===== Dataset records

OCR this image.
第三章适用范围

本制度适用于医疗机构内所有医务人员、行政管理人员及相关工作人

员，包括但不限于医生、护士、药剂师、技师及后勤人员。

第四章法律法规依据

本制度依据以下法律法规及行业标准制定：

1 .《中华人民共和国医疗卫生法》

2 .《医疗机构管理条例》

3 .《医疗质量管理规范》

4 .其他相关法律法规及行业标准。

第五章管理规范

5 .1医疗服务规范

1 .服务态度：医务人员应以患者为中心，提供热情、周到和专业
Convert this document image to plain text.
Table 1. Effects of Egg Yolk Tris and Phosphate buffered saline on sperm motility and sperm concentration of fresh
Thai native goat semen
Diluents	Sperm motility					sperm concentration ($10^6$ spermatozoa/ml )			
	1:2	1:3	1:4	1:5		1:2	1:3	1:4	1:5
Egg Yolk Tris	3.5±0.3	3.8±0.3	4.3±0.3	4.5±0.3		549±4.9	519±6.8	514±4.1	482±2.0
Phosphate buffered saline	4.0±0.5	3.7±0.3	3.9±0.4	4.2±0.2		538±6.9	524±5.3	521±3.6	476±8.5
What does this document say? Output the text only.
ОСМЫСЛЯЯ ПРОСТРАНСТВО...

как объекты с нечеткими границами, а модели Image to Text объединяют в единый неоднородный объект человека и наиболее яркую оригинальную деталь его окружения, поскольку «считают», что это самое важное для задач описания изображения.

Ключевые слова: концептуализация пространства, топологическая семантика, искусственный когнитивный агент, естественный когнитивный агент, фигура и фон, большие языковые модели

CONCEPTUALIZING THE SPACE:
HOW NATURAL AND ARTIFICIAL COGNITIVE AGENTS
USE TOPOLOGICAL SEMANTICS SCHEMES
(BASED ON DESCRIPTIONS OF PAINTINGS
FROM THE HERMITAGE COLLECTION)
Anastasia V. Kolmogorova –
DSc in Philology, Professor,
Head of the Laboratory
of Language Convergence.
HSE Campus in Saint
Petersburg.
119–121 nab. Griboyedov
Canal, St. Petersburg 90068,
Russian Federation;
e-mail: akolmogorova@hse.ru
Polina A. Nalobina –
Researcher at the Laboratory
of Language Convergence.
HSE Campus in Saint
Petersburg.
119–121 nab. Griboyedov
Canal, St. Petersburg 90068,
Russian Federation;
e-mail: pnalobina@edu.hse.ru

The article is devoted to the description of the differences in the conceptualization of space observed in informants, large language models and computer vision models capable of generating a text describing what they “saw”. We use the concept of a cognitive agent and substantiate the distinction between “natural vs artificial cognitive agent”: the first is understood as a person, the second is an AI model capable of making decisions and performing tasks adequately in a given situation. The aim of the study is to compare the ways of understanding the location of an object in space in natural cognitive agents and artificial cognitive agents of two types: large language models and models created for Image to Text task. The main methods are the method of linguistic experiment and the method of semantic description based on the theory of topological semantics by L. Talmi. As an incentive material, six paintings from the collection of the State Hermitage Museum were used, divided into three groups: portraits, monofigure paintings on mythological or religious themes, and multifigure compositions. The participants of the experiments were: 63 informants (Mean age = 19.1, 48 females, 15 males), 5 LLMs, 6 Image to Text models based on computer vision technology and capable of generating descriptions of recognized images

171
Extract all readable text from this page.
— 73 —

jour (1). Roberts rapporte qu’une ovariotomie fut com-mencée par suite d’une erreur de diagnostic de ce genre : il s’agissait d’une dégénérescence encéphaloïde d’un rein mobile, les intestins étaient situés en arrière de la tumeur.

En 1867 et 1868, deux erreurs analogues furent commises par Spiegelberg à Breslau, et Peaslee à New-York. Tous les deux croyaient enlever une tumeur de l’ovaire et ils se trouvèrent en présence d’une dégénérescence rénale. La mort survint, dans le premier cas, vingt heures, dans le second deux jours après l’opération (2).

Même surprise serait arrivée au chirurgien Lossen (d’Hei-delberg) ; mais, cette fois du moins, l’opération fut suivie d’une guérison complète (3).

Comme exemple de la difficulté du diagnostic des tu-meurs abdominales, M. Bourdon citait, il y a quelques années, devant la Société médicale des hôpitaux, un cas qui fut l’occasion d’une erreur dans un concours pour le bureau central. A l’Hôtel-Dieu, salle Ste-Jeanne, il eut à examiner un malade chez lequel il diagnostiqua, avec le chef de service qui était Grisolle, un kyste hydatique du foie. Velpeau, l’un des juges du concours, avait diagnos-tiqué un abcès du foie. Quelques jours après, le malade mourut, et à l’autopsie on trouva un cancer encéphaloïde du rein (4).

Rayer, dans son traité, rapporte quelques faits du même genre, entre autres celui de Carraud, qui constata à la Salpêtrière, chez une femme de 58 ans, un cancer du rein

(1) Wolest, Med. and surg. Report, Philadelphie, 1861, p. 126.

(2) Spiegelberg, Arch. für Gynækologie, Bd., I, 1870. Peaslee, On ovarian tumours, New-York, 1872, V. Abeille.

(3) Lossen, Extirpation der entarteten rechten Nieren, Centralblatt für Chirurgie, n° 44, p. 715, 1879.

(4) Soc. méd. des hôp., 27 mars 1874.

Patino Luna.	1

==========

[What is expected]
Return every line in the listing that contains the word "saline".

[Worked answer]
Table 1. Effects of Egg Yolk Tris and Phosphate buffered saline on sperm motility and sperm concentration of fresh
Phosphate buffered saline	4.0±0.5	3.7±0.3	3.9±0.4	4.2±0.2		538±6.9	524±5.3	521±3.6	476±8.5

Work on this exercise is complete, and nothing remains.